_To do_
You are to retype all of the data exactly as it appears.

_Records provided_
====

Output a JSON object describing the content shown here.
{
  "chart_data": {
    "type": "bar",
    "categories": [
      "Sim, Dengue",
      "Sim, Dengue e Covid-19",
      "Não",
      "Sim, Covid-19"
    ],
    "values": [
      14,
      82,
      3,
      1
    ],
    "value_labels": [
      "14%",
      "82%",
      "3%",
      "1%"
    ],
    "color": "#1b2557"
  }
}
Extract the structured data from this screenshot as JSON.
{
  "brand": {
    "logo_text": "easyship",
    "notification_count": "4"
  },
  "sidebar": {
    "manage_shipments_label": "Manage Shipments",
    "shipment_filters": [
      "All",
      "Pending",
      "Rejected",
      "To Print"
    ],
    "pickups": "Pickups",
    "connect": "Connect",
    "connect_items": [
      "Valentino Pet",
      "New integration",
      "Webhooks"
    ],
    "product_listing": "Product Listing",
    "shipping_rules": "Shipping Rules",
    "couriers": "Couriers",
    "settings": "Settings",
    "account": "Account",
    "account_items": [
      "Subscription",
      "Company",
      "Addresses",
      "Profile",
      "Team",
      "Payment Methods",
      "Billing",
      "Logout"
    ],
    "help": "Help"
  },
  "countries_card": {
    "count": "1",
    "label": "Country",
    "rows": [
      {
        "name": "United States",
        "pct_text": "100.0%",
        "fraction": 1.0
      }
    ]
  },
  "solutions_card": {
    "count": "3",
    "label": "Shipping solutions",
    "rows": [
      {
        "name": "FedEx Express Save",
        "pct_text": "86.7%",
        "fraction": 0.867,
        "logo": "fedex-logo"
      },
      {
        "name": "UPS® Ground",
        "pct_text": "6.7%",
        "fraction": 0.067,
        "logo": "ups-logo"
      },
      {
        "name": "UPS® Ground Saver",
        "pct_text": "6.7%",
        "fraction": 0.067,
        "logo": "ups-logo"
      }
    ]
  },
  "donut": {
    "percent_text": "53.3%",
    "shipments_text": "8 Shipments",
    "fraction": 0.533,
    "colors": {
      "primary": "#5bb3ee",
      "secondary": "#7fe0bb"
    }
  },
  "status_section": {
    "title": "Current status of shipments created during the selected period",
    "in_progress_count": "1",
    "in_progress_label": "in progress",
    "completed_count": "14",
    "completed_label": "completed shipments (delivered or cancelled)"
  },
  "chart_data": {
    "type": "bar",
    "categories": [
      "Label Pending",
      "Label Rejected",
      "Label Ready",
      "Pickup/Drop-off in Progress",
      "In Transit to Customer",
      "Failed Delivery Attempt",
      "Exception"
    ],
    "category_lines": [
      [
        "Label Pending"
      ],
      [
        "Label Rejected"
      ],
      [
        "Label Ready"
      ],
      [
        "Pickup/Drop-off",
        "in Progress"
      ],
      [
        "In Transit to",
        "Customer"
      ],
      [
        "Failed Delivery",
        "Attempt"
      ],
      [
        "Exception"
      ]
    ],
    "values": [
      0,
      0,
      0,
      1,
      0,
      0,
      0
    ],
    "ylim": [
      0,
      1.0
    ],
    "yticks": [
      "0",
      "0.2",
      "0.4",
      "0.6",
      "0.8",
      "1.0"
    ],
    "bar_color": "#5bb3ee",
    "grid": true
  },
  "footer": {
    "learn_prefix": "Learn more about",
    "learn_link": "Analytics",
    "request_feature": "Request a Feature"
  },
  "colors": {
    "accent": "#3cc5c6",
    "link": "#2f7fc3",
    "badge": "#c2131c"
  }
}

====

_Solved exercise_
Output a JSON object describing the content shown here.
{
  "chart_data": {
    "type": "bar",
    "categories": [
      "Sim, Dengue",
      "Sim, Dengue e Covid-19",
      "Não",
      "Sim, Covid-19"
    ],
    "values": [
      14,
      82,
      3,
      1
    ],
    "value_labels": [
      "14%",
      "82%",
      "3%",
      "1%"
    ],
    "color": "#1b2557"
  }
}
Extract the structured data from this screenshot as JSON.
{
  "brand": {
    "logo_text": "easyship",
    "notification_count": "4"
  },
  "sidebar": {
    "manage_shipments_label": "Manage Shipments",
    "shipment_filters": [
      "All",
      "Pending",
      "Rejected",
      "To Print"
    ],
    "pickups": "Pickups",
    "connect": "Connect",
    "connect_items": [
      "Valentino Pet",
      "New integration",
      "Webhooks"
    ],
    "product_listing": "Product Listing",
    "shipping_rules": "Shipping Rules",
    "couriers": "Couriers",
    "settings": "Settings",
    "account": "Account",
    "account_items": [
      "Subscription",
      "Company",
      "Addresses",
      "Profile",
      "Team",
      "Payment Methods",
      "Billing",
      "Logout"
    ],
    "help": "Help"
  },
  "countries_card": {
    "count": "1",
    "label": "Country",
    "rows": [
      {
        "name": "United States",
        "pct_text": "100.0%",
        "fraction": 1.0
      }
    ]
  },
  "solutions_card": {
    "count": "3",
    "label": "Shipping solutions",
    "rows": [
      {
        "name": "FedEx Express Save",
        "pct_text": "86.7%",
        "fraction": 0.867,
        "logo": "fedex-logo"
      },
      {
        "name": "UPS® Ground",
        "pct_text": "6.7%",
        "fraction": 0.067,
        "logo": "ups-logo"
      },
      {
        "name": "UPS® Ground Saver",
        "pct_text": "6.7%",
        "fraction": 0.067,
        "logo": "ups-logo"
      }
    ]
  },
  "donut": {
    "percent_text": "53.3%",
    "shipments_text": "8 Shipments",
    "fraction": 0.533,
    "colors": {
      "primary": "#5bb3ee",
      "secondary": "#7fe0bb"
    }
  },
  "status_section": {
    "title": "Current status of shipments created during the selected period",
    "in_progress_count": "1",
    "in_progress_label": "in progress",
    "completed_count": "14",
    "completed_label": "completed shipments (delivered or cancelled)"
  },
  "chart_data": {
    "type": "bar",
    "categories": [
      "Label Pending",
      "Label Rejected",
      "Label Ready",
      "Pickup/Drop-off in Progress",
      "In Transit to Customer",
      "Failed Delivery Attempt",
      "Exception"
    ],
    "category_lines": [
      [
        "Label Pending"
      ],
      [
        "Label Rejected"
      ],
      [
        "Label Ready"
      ],
      [
        "Pickup/Drop-off",
        "in Progress"
      ],
      [
        "In Transit to",
        "Customer"
      ],
      [
        "Failed Delivery",
        "Attempt"
      ],
      [
        "Exception"
      ]
    ],
    "values": [
      0,
      0,
      0,
      1,
      0,
      0,
      0
    ],
    "ylim": [
      0,
      1.0
    ],
    "yticks": [
      "0",
      "0.2",
      "0.4",
      "0.6",
      "0.8",
      "1.0"
    ],
    "bar_color": "#5bb3ee",
    "grid": true
  },
  "footer": {
    "learn_prefix": "Learn more about",
    "learn_link": "Analytics",
    "request_feature": "Request a Feature"
  },
  "colors": {
    "accent": "#3cc5c6",
    "link": "#2f7fc3",
    "badge": "#c2131c"
  }
}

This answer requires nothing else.